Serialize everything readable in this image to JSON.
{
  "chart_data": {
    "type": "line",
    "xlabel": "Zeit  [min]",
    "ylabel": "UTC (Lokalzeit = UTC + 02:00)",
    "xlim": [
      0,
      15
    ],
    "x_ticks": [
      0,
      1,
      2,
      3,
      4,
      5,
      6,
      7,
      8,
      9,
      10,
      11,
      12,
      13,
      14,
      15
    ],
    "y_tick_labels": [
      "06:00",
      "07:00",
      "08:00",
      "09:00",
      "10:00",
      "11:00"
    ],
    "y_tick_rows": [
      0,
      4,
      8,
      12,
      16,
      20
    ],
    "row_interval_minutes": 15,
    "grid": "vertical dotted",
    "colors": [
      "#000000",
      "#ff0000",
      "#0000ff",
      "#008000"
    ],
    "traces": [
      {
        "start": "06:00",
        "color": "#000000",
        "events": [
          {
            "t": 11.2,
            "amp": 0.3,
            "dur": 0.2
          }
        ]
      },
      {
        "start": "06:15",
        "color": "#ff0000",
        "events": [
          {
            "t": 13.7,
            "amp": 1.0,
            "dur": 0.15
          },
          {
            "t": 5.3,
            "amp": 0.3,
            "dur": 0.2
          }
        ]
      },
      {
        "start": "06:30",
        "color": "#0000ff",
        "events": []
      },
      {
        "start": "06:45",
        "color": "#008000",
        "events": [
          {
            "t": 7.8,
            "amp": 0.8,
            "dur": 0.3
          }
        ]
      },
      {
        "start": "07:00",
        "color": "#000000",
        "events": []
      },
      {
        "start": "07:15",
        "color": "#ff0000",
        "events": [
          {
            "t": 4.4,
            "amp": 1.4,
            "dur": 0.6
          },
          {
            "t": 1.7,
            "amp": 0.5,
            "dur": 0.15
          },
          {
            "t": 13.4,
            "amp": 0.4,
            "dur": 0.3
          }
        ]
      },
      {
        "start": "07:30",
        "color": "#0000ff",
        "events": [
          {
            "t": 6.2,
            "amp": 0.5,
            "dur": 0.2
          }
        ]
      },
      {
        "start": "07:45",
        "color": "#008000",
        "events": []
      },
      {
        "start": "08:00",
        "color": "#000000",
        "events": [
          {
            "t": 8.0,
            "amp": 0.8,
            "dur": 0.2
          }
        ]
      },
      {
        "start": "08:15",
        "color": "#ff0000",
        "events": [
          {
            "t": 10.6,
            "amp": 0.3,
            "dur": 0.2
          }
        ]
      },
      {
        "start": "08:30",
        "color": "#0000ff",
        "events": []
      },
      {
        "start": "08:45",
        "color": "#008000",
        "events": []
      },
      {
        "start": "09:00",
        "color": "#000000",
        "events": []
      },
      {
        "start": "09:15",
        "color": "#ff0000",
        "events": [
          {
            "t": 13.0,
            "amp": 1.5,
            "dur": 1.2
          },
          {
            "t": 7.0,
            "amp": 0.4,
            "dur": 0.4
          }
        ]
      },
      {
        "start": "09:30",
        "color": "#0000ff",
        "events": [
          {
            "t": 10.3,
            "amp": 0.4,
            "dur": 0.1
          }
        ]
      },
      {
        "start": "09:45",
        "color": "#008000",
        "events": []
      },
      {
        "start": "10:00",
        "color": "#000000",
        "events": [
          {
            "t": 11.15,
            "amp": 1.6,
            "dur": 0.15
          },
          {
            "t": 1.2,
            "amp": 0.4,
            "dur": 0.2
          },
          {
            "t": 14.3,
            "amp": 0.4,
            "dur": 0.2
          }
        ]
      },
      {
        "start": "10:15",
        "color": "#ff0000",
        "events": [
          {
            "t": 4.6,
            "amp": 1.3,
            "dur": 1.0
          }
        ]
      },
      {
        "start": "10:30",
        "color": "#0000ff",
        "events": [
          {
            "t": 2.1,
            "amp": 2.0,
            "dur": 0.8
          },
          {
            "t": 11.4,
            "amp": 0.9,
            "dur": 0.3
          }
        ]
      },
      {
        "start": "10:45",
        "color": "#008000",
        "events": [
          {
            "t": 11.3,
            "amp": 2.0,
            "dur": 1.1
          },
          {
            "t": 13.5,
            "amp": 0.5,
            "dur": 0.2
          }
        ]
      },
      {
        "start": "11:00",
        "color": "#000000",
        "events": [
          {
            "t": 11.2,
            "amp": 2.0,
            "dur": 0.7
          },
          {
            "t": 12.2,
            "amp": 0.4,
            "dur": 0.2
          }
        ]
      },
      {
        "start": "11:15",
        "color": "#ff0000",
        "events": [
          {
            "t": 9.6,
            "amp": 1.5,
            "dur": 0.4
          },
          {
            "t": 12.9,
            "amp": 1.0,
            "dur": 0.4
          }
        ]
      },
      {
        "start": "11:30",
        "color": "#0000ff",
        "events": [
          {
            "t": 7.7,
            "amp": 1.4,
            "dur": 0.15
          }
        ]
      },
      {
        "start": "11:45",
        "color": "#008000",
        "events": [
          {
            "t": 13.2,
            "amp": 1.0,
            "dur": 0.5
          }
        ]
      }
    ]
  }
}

====================

> Written problem
Transcribe every entry word for word.

> Result below
Serialize everything readable in this image to JSON.
{
  "chart_data": {
    "type": "line",
    "xlabel": "Zeit  [min]",
    "ylabel": "UTC (Lokalzeit = UTC + 02:00)",
    "xlim": [
      0,
      15
    ],
    "x_ticks": [
      0,
      1,
      2,
      3,
      4,
      5,
      6,
      7,
      8,
      9,
      10,
      11,
      12,
      13,
      14,
      15
    ],
    "y_tick_labels": [
      "06:00",
      "07:00",
      "08:00",
      "09:00",
      "10:00",
      "11:00"
    ],
    "y_tick_rows": [
      0,
      4,
      8,
      12,
      16,
      20
    ],
    "row_interval_minutes": 15,
    "grid": "vertical dotted",
    "colors": [
      "#000000",
      "#ff0000",
      "#0000ff",
      "#008000"
    ],
    "traces": [
      {
        "start": "06:00",
        "color": "#000000",
        "events": [
          {
            "t": 11.2,
            "amp": 0.3,
            "dur": 0.2
          }
        ]
      },
      {
        "start": "06:15",
        "color": "#ff0000",
        "events": [
          {
            "t": 13.7,
            "amp": 1.0,
            "dur": 0.15
          },
          {
            "t": 5.3,
            "amp": 0.3,
            "dur": 0.2
          }
        ]
      },
      {
        "start": "06:30",
        "color": "#0000ff",
        "events": []
      },
      {
        "start": "06:45",
        "color": "#008000",
        "events": [
          {
            "t": 7.8,
            "amp": 0.8,
            "dur": 0.3
          }
        ]
      },
      {
        "start": "07:00",
        "color": "#000000",
        "events": []
      },
      {
        "start": "07:15",
        "color": "#ff0000",
        "events": [
          {
            "t": 4.4,
            "amp": 1.4,
            "dur": 0.6
          },
          {
            "t": 1.7,
            "amp": 0.5,
            "dur": 0.15
          },
          {
            "t": 13.4,
            "amp": 0.4,
            "dur": 0.3
          }
        ]
      },
      {
        "start": "07:30",
        "color": "#0000ff",
        "events": [
          {
            "t": 6.2,
            "amp": 0.5,
            "dur": 0.2
          }
        ]
      },
      {
        "start": "07:45",
        "color": "#008000",
        "events": []
      },
      {
        "start": "08:00",
        "color": "#000000",
        "events": [
          {
            "t": 8.0,
            "amp": 0.8,
            "dur": 0.2
          }
        ]
      },
      {
        "start": "08:15",
        "color": "#ff0000",
        "events": [
          {
            "t": 10.6,
            "amp": 0.3,
            "dur": 0.2
          }
        ]
      },
      {
        "start": "08:30",
        "color": "#0000ff",
        "events": []
      },
      {
        "start": "08:45",
        "color": "#008000",
        "events": []
      },
      {
        "start": "09:00",
        "color": "#000000",
        "events": []
      },
      {
        "start": "09:15",
        "color": "#ff0000",
        "events": [
          {
            "t": 13.0,
            "amp": 1.5,
            "dur": 1.2
          },
          {
            "t": 7.0,
            "amp": 0.4,
            "dur": 0.4
          }
        ]
      },
      {
        "start": "09:30",
        "color": "#0000ff",
        "events": [
          {
            "t": 10.3,
            "amp": 0.4,
            "dur": 0.1
          }
        ]
      },
      {
        "start": "09:45",
        "color": "#008000",
        "events": []
      },
      {
        "start": "10:00",
        "color": "#000000",
        "events": [
          {
            "t": 11.15,
            "amp": 1.6,
            "dur": 0.15
          },
          {
            "t": 1.2,
            "amp": 0.4,
            "dur": 0.2
          },
          {
            "t": 14.3,
            "amp": 0.4,
            "dur": 0.2
          }
        ]
      },
      {
        "start": "10:15",
        "color": "#ff0000",
        "events": [
          {
            "t": 4.6,
            "amp": 1.3,
            "dur": 1.0
          }
        ]
      },
      {
        "start": "10:30",
        "color": "#0000ff",
        "events": [
          {
            "t": 2.1,
            "amp": 2.0,
            "dur": 0.8
          },
          {
            "t": 11.4,
            "amp": 0.9,
            "dur": 0.3
          }
        ]
      },
      {
        "start": "10:45",
        "color": "#008000",
        "events": [
          {
            "t": 11.3,
            "amp": 2.0,
            "dur": 1.1
          },
          {
            "t": 13.5,
            "amp": 0.5,
            "dur": 0.2
          }
        ]
      },
      {
        "start": "11:00",
        "color": "#000000",
        "events": [
          {
            "t": 11.2,
            "amp": 2.0,
            "dur": 0.7
          },
          {
            "t": 12.2,
            "amp": 0.4,
            "dur": 0.2
          }
        ]
      },
      {
        "start": "11:15",
        "color": "#ff0000",
        "events": [
          {
            "t": 9.6,
            "amp": 1.5,
            "dur": 0.4
          },
          {
            "t": 12.9,
            "amp": 1.0,
            "dur": 0.4
          }
        ]
      },
      {
        "start": "11:30",
        "color": "#0000ff",
        "events": [
          {
            "t": 7.7,
            "amp": 1.4,
            "dur": 0.15
          }
        ]
      },
      {
        "start": "11:45",
        "color": "#008000",
        "events": [
          {
            "t": 13.2,
            "amp": 1.0,
            "dur": 0.5
          }
        ]
      }
    ]
  }
}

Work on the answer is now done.